__Your task__: Transcribe the records that follow, preserving every word.
╭─ The records
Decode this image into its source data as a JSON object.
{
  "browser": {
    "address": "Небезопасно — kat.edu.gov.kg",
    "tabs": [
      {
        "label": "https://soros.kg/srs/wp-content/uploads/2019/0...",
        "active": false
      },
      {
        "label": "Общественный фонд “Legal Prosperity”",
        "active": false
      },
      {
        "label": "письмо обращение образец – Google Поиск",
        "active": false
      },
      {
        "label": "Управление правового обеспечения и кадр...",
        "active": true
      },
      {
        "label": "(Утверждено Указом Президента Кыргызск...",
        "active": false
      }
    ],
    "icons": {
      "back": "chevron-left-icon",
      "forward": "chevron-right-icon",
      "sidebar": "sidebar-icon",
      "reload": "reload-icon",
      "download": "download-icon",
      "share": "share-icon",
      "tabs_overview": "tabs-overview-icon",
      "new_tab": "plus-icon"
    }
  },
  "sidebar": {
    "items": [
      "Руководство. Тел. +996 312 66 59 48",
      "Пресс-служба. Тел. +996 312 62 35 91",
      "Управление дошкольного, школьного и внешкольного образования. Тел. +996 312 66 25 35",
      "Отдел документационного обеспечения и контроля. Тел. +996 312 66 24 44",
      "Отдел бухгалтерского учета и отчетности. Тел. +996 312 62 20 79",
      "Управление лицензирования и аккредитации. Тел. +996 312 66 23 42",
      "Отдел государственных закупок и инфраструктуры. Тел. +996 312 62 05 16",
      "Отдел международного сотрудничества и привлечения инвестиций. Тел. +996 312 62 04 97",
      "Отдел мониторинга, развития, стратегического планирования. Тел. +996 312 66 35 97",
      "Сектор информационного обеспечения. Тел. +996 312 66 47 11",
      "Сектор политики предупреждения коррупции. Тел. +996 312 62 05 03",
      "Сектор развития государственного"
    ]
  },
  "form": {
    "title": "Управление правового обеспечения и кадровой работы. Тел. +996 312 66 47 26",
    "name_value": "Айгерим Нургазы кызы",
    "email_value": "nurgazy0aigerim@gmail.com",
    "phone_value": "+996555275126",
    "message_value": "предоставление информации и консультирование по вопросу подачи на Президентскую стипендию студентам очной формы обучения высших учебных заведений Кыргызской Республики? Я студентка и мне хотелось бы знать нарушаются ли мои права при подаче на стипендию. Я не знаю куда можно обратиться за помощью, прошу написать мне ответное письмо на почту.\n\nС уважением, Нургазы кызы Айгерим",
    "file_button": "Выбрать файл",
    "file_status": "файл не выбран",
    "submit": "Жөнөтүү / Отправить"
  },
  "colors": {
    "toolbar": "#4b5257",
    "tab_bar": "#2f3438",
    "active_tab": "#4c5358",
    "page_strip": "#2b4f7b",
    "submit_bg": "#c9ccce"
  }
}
╰─
__Result of the exercise__:
Decode this image into its source data as a JSON object.
{
  "browser": {
    "address": "Небезопасно — kat.edu.gov.kg",
    "tabs": [
      {
        "label": "https://soros.kg/srs/wp-content/uploads/2019/0...",
        "active": false
      },
      {
        "label": "Общественный фонд “Legal Prosperity”",
        "active": false
      },
      {
        "label": "письмо обращение образец – Google Поиск",
        "active": false
      },
      {
        "label": "Управление правового обеспечения и кадр...",
        "active": true
      },
      {
        "label": "(Утверждено Указом Президента Кыргызск...",
        "active": false
      }
    ],
    "icons": {
      "back": "chevron-left-icon",
      "forward": "chevron-right-icon",
      "sidebar": "sidebar-icon",
      "reload": "reload-icon",
      "download": "download-icon",
      "share": "share-icon",
      "tabs_overview": "tabs-overview-icon",
      "new_tab": "plus-icon"
    }
  },
  "sidebar": {
    "items": [
      "Руководство. Тел. +996 312 66 59 48",
      "Пресс-служба. Тел. +996 312 62 35 91",
      "Управление дошкольного, школьного и внешкольного образования. Тел. +996 312 66 25 35",
      "Отдел документационного обеспечения и контроля. Тел. +996 312 66 24 44",
      "Отдел бухгалтерского учета и отчетности. Тел. +996 312 62 20 79",
      "Управление лицензирования и аккредитации. Тел. +996 312 66 23 42",
      "Отдел государственных закупок и инфраструктуры. Тел. +996 312 62 05 16",
      "Отдел международного сотрудничества и привлечения инвестиций. Тел. +996 312 62 04 97",
      "Отдел мониторинга, развития, стратегического планирования. Тел. +996 312 66 35 97",
      "Сектор информационного обеспечения. Тел. +996 312 66 47 11",
      "Сектор политики предупреждения коррупции. Тел. +996 312 62 05 03",
      "Сектор развития государственного"
    ]
  },
  "form": {
    "title": "Управление правового обеспечения и кадровой работы. Тел. +996 312 66 47 26",
    "name_value": "Айгерим Нургазы кызы",
    "email_value": "nurgazy0aigerim@gmail.com",
    "phone_value": "+996555275126",
    "message_value": "предоставление информации и консультирование по вопросу подачи на Президентскую стипендию студентам очной формы обучения высших учебных заведений Кыргызской Республики? Я студентка и мне хотелось бы знать нарушаются ли мои права при подаче на стипендию. Я не знаю куда можно обратиться за помощью, прошу написать мне ответное письмо на почту.\n\nС уважением, Нургазы кызы Айгерим",
    "file_button": "Выбрать файл",
    "file_status": "файл не выбран",
    "submit": "Жөнөтүү / Отправить"
  },
  "colors": {
    "toolbar": "#4b5257",
    "tab_bar": "#2f3438",
    "active_tab": "#4c5358",
    "page_strip": "#2b4f7b",
    "submit_bg": "#c9ccce"
  }
}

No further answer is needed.